Task prompt:
Where a line in the listing below contains the word "planned", copy that line.

Data entries:
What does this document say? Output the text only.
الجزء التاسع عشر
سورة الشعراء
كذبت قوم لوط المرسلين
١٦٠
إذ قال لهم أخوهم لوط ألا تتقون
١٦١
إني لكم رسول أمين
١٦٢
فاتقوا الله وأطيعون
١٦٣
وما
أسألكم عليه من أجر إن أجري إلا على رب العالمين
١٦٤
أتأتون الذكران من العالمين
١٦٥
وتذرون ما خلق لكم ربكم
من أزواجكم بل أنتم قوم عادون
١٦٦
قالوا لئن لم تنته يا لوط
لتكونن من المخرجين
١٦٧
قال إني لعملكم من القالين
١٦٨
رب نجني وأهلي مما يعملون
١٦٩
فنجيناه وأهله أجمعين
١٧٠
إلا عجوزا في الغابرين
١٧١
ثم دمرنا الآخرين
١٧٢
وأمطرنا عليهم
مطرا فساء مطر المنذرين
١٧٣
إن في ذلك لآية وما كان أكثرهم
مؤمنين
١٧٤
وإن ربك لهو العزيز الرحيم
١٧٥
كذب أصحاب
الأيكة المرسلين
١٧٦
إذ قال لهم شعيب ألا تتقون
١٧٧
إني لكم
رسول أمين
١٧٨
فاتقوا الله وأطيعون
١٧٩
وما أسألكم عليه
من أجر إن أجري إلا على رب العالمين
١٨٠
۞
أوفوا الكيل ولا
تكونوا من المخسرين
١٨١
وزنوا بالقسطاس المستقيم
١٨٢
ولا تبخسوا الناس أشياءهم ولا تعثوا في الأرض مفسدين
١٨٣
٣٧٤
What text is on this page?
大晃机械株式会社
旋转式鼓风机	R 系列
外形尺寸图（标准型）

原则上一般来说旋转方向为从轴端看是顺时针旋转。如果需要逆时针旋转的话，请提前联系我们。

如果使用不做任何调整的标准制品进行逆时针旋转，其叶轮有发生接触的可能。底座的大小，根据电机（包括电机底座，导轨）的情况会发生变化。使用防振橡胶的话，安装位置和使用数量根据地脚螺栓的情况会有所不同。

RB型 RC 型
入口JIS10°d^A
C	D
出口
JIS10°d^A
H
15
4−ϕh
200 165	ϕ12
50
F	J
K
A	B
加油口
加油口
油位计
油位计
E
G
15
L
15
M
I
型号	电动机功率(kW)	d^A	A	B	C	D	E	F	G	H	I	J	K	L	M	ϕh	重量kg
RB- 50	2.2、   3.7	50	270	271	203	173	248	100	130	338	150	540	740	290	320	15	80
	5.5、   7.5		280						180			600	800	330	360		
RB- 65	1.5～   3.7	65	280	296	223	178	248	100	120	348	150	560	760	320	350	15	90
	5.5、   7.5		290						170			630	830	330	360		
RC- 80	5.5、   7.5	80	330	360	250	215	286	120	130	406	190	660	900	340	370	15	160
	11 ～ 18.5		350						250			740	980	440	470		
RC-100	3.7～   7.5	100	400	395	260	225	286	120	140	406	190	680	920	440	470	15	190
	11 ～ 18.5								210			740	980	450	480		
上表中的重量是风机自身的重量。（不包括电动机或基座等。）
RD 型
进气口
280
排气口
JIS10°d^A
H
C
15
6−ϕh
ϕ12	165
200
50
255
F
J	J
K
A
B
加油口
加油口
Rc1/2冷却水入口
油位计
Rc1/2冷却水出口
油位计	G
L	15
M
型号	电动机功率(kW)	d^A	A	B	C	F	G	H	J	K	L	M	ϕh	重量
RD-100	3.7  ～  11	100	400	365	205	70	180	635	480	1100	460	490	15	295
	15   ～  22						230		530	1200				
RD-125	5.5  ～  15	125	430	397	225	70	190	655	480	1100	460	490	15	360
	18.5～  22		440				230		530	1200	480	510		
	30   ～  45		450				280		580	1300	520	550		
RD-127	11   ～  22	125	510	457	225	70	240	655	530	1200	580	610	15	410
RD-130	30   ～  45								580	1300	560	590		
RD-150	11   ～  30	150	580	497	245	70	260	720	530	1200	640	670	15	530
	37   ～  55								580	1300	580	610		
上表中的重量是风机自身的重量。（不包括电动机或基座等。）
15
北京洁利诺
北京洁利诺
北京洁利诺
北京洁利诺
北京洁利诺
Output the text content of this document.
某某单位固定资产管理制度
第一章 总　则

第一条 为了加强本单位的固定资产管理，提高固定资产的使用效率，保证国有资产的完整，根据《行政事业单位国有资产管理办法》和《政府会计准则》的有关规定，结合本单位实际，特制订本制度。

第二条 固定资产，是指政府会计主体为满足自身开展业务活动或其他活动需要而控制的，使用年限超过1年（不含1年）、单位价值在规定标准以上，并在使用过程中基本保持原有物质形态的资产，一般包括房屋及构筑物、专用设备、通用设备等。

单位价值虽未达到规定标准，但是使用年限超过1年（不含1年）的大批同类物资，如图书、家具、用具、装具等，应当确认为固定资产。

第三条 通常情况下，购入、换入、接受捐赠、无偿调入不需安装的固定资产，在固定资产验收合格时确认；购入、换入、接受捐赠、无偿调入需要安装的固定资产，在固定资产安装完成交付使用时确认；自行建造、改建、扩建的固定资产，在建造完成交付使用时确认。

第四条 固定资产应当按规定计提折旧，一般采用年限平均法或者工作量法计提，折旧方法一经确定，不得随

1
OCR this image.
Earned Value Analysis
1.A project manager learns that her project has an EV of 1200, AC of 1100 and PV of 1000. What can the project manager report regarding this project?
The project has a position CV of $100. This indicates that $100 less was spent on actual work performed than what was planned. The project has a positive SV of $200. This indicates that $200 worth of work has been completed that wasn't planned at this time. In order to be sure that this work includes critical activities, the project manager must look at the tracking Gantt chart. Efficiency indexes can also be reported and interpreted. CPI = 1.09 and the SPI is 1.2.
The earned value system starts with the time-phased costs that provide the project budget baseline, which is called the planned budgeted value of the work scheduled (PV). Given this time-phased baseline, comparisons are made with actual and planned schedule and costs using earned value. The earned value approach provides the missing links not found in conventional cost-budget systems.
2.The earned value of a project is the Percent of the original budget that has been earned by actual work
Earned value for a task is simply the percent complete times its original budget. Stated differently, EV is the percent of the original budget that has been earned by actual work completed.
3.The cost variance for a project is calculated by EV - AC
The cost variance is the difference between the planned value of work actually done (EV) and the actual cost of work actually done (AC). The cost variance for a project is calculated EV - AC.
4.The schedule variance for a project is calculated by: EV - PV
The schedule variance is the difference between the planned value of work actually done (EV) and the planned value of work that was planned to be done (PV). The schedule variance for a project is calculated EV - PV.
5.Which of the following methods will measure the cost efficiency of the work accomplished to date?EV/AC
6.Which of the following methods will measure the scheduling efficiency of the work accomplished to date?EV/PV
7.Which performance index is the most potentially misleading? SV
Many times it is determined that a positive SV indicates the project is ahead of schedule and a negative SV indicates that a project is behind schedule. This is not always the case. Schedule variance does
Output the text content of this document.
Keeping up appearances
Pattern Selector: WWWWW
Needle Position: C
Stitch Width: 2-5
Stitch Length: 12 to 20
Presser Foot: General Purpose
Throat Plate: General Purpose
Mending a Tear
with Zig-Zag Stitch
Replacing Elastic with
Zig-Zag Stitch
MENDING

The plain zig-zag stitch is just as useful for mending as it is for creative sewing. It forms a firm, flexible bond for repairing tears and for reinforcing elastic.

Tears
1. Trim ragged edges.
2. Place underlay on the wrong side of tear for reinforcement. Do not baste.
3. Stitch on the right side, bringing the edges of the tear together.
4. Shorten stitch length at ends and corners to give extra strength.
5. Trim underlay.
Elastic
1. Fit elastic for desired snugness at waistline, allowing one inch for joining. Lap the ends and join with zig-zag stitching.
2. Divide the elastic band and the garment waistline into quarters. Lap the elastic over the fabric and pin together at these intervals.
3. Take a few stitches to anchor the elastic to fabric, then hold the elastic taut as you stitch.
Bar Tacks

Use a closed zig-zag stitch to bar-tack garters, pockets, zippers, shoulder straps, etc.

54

Written solution:
The project has a position CV of $100. This indicates that $100 less was spent on actual work performed than what was planned. The project has a positive SV of $200. This indicates that $200 worth of work has been completed that wasn't planned at this time. In order to be sure that this work includes critical activities, the project manager must look at the tracking Gantt chart. Efficiency indexes can also be reported and interpreted. CPI = 1.09 and the SPI is 1.2.
The earned value system starts with the time-phased costs that provide the project budget baseline, which is called the planned budgeted value of the work scheduled (PV). Given this time-phased baseline, comparisons are made with actual and planned schedule and costs using earned value. The earned value approach provides the missing links not found in conventional cost-budget systems.
The cost variance is the difference between the planned value of work actually done (EV) and the actual cost of work actually done (AC). The cost variance for a project is calculated EV - AC.
The schedule variance is the difference between the planned value of work actually done (EV) and the planned value of work that was planned to be done (PV). The schedule variance for a project is calculated EV - PV.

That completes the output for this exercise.